## Aim of the task
Gather all lines with the word "JSON" in them.

**** Given records

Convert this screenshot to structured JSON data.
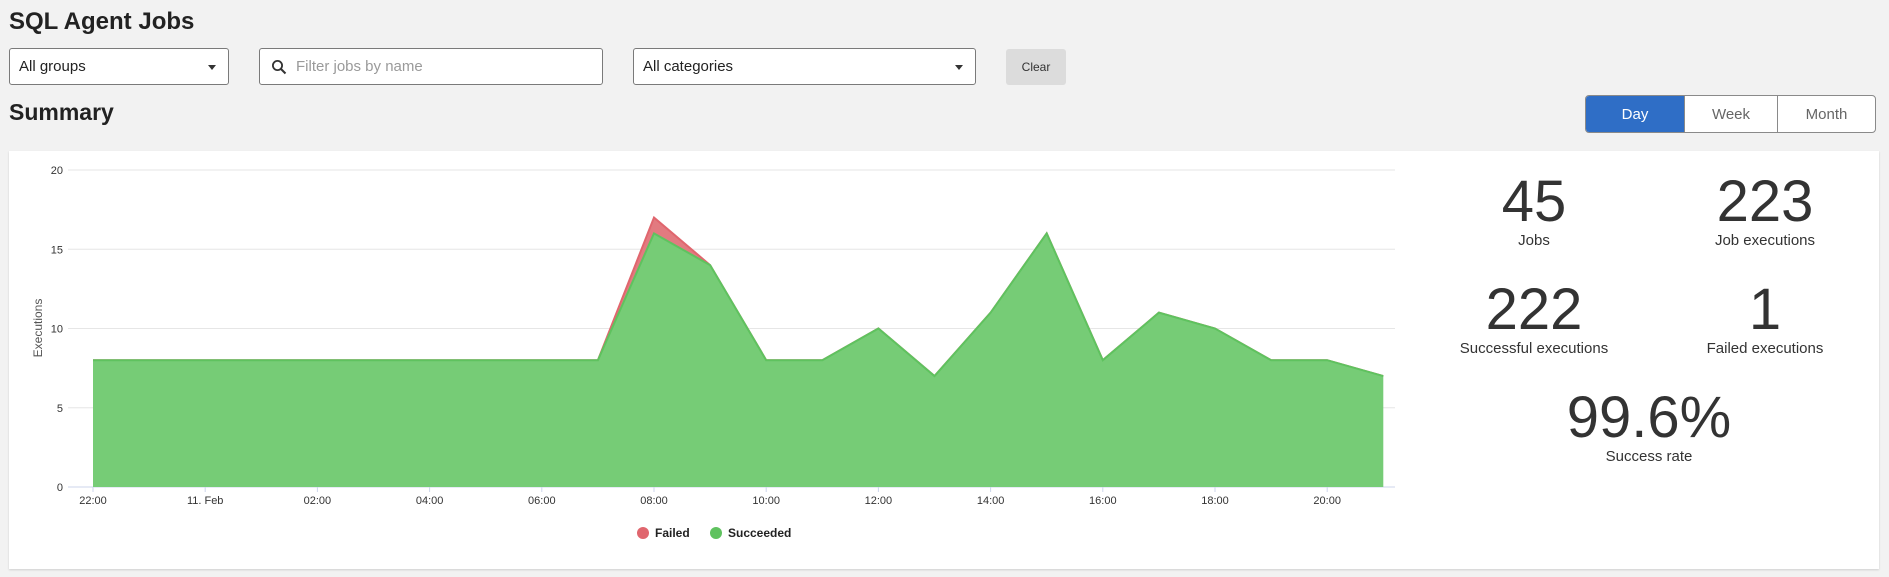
{
  "header": {
    "title": "SQL Agent Jobs"
  },
  "filters": {
    "group_select": "All groups",
    "search_placeholder": "Filter jobs by name",
    "category_select": "All categories",
    "clear_label": "Clear"
  },
  "summary": {
    "title": "Summary",
    "periods": [
      {
        "label": "Day",
        "active": true
      },
      {
        "label": "Week",
        "active": false
      },
      {
        "label": "Month",
        "active": false
      }
    ]
  },
  "stats": {
    "jobs": {
      "value": "45",
      "label": "Jobs"
    },
    "job_executions": {
      "value": "223",
      "label": "Job executions"
    },
    "successful": {
      "value": "222",
      "label": "Successful executions"
    },
    "failed": {
      "value": "1",
      "label": "Failed executions"
    },
    "success_rate": {
      "value": "99.6%",
      "label": "Success rate"
    }
  },
  "colors": {
    "failed": "#e0666e",
    "succeeded": "#5fc25f",
    "succeeded_fill": "#76cc76",
    "accent": "#2f6ec6"
  },
  "chart_data": {
    "type": "area",
    "stacked": true,
    "ylabel": "Executions",
    "ylim": [
      0,
      20
    ],
    "yticks": [
      0,
      5,
      10,
      15,
      20
    ],
    "x_hours": [
      22,
      23,
      0,
      1,
      2,
      3,
      4,
      5,
      6,
      7,
      8,
      9,
      10,
      11,
      12,
      13,
      14,
      15,
      16,
      17,
      18,
      19,
      20,
      21
    ],
    "xtick_labels": [
      "22:00",
      "11. Feb",
      "02:00",
      "04:00",
      "06:00",
      "08:00",
      "10:00",
      "12:00",
      "14:00",
      "16:00",
      "18:00",
      "20:00"
    ],
    "series": [
      {
        "name": "Failed",
        "color": "#e0666e",
        "values": [
          0,
          0,
          0,
          0,
          0,
          0,
          0,
          0,
          0,
          0,
          1,
          0,
          0,
          0,
          0,
          0,
          0,
          0,
          0,
          0,
          0,
          0,
          0,
          0
        ]
      },
      {
        "name": "Succeeded",
        "color": "#5fc25f",
        "values": [
          8,
          8,
          8,
          8,
          8,
          8,
          8,
          8,
          8,
          8,
          16,
          14,
          8,
          8,
          10,
          7,
          11,
          16,
          8,
          11,
          10,
          8,
          8,
          7
        ]
      }
    ],
    "grid": true,
    "legend": "bottom"
  }
}
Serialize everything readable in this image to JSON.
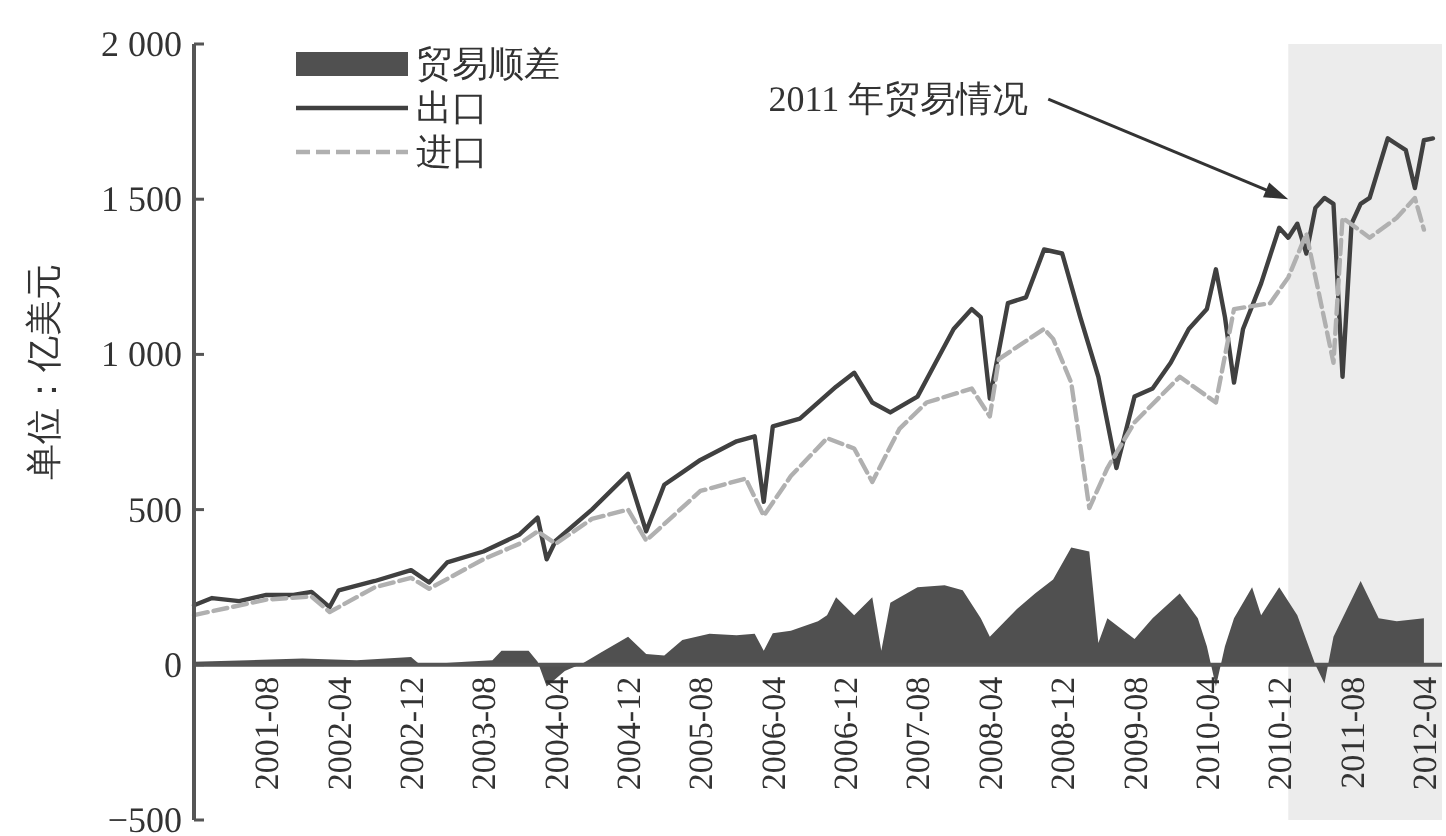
{
  "chart_data": {
    "type": "line",
    "ylabel": "单位：亿美元",
    "xlim": [
      "2000-12",
      "2012-06"
    ],
    "xticks": [
      "2001-08",
      "2002-04",
      "2002-12",
      "2003-08",
      "2004-04",
      "2004-12",
      "2005-08",
      "2006-04",
      "2006-12",
      "2007-08",
      "2008-04",
      "2008-12",
      "2009-08",
      "2010-04",
      "2010-12",
      "2011-08",
      "2012-04"
    ],
    "ylim": [
      -500,
      2000
    ],
    "yticks": [
      {
        "value": -500,
        "label": "−500"
      },
      0,
      500,
      {
        "value": 1000,
        "label": "1 000"
      },
      {
        "value": 1500,
        "label": "1 500"
      },
      {
        "value": 2000,
        "label": "2 000"
      }
    ],
    "legend": "top left",
    "grid": false,
    "bands": [
      {
        "axis": "x",
        "from": "2011-01",
        "to": "2012-06",
        "color": "#ececec"
      }
    ],
    "annotations": [
      {
        "text": "2011 年贸易情况",
        "x": "2011-01",
        "y": 1500
      }
    ],
    "series": [
      {
        "name": "贸易顺差",
        "type": "area",
        "color": "#505050",
        "x": [
          "2000-12",
          "2001-06",
          "2001-12",
          "2002-06",
          "2002-12",
          "2003-01",
          "2003-06",
          "2003-09",
          "2003-10",
          "2004-01",
          "2004-02",
          "2004-03",
          "2004-05",
          "2004-07",
          "2004-09",
          "2004-12",
          "2005-02",
          "2005-04",
          "2005-06",
          "2005-09",
          "2005-12",
          "2006-02",
          "2006-03",
          "2006-04",
          "2006-06",
          "2006-09",
          "2006-10",
          "2006-11",
          "2007-01",
          "2007-03",
          "2007-04",
          "2007-05",
          "2007-08",
          "2007-11",
          "2008-01",
          "2008-03",
          "2008-04",
          "2008-07",
          "2008-09",
          "2008-11",
          "2009-01",
          "2009-03",
          "2009-04",
          "2009-05",
          "2009-08",
          "2009-10",
          "2010-01",
          "2010-03",
          "2010-04",
          "2010-05",
          "2010-06",
          "2010-07",
          "2010-09",
          "2010-10",
          "2010-12",
          "2011-02",
          "2011-04",
          "2011-05",
          "2011-06",
          "2011-09",
          "2011-11",
          "2012-01",
          "2012-04"
        ],
        "values": [
          10,
          15,
          20,
          15,
          25,
          0,
          10,
          15,
          45,
          45,
          10,
          -70,
          -20,
          5,
          40,
          90,
          35,
          30,
          80,
          100,
          95,
          100,
          45,
          102,
          110,
          140,
          160,
          218,
          160,
          218,
          45,
          200,
          250,
          256,
          240,
          150,
          90,
          180,
          230,
          275,
          378,
          365,
          70,
          150,
          83,
          150,
          230,
          150,
          60,
          -70,
          60,
          150,
          250,
          160,
          250,
          160,
          0,
          -60,
          90,
          270,
          150,
          140,
          150
        ]
      },
      {
        "name": "出口",
        "color": "#404040",
        "line_style": "solid",
        "x": [
          "2000-12",
          "2001-02",
          "2001-05",
          "2001-08",
          "2001-11",
          "2002-01",
          "2002-03",
          "2002-04",
          "2002-08",
          "2002-12",
          "2003-02",
          "2003-04",
          "2003-08",
          "2003-12",
          "2004-02",
          "2004-03",
          "2004-04",
          "2004-08",
          "2004-12",
          "2005-02",
          "2005-04",
          "2005-06",
          "2005-08",
          "2005-12",
          "2006-02",
          "2006-03",
          "2006-04",
          "2006-07",
          "2006-11",
          "2007-01",
          "2007-03",
          "2007-05",
          "2007-08",
          "2007-10",
          "2007-12",
          "2008-02",
          "2008-03",
          "2008-04",
          "2008-06",
          "2008-08",
          "2008-10",
          "2008-12",
          "2009-02",
          "2009-04",
          "2009-06",
          "2009-08",
          "2009-10",
          "2009-12",
          "2010-02",
          "2010-04",
          "2010-05",
          "2010-06",
          "2010-07",
          "2010-08",
          "2010-10",
          "2010-12",
          "2011-01",
          "2011-02",
          "2011-03",
          "2011-04",
          "2011-05",
          "2011-06",
          "2011-07",
          "2011-08",
          "2011-09",
          "2011-10",
          "2011-12",
          "2012-01",
          "2012-02",
          "2012-03",
          "2012-04",
          "2012-05"
        ],
        "values": [
          192,
          215,
          205,
          225,
          225,
          235,
          186,
          240,
          270,
          305,
          265,
          330,
          365,
          420,
          474,
          340,
          400,
          500,
          615,
          430,
          580,
          620,
          660,
          720,
          736,
          525,
          768,
          793,
          896,
          941,
          845,
          813,
          864,
          973,
          1082,
          1146,
          1120,
          858,
          1165,
          1184,
          1338,
          1325,
          1120,
          928,
          634,
          864,
          890,
          973,
          1082,
          1146,
          1274,
          1120,
          909,
          1082,
          1229,
          1408,
          1376,
          1421,
          1325,
          1472,
          1504,
          1485,
          928,
          1421,
          1485,
          1504,
          1696,
          1677,
          1658,
          1536,
          1690,
          1696
        ]
      },
      {
        "name": "进口",
        "color": "#b0b0b0",
        "line_style": "dashed",
        "x": [
          "2000-12",
          "2001-08",
          "2002-01",
          "2002-03",
          "2002-08",
          "2002-12",
          "2003-02",
          "2003-08",
          "2003-12",
          "2004-02",
          "2004-04",
          "2004-08",
          "2004-12",
          "2005-02",
          "2005-08",
          "2006-01",
          "2006-03",
          "2006-06",
          "2006-10",
          "2007-01",
          "2007-03",
          "2007-06",
          "2007-09",
          "2008-02",
          "2008-04",
          "2008-05",
          "2008-10",
          "2008-11",
          "2009-01",
          "2009-03",
          "2009-05",
          "2009-08",
          "2010-01",
          "2010-05",
          "2010-07",
          "2010-11",
          "2011-01",
          "2011-03",
          "2011-06",
          "2011-07",
          "2011-10",
          "2012-01",
          "2012-03",
          "2012-04"
        ],
        "values": [
          160,
          210,
          220,
          170,
          250,
          280,
          245,
          340,
          390,
          430,
          390,
          470,
          500,
          400,
          560,
          600,
          480,
          608,
          730,
          697,
          589,
          760,
          845,
          890,
          800,
          985,
          1082,
          1050,
          909,
          505,
          634,
          781,
          928,
          845,
          1146,
          1165,
          1248,
          1389,
          973,
          1440,
          1376,
          1440,
          1504,
          1402
        ]
      }
    ]
  }
}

********

## Correct response
Convert this screenshot to structured JSON data.
Serialize everything readable in this image to JSON.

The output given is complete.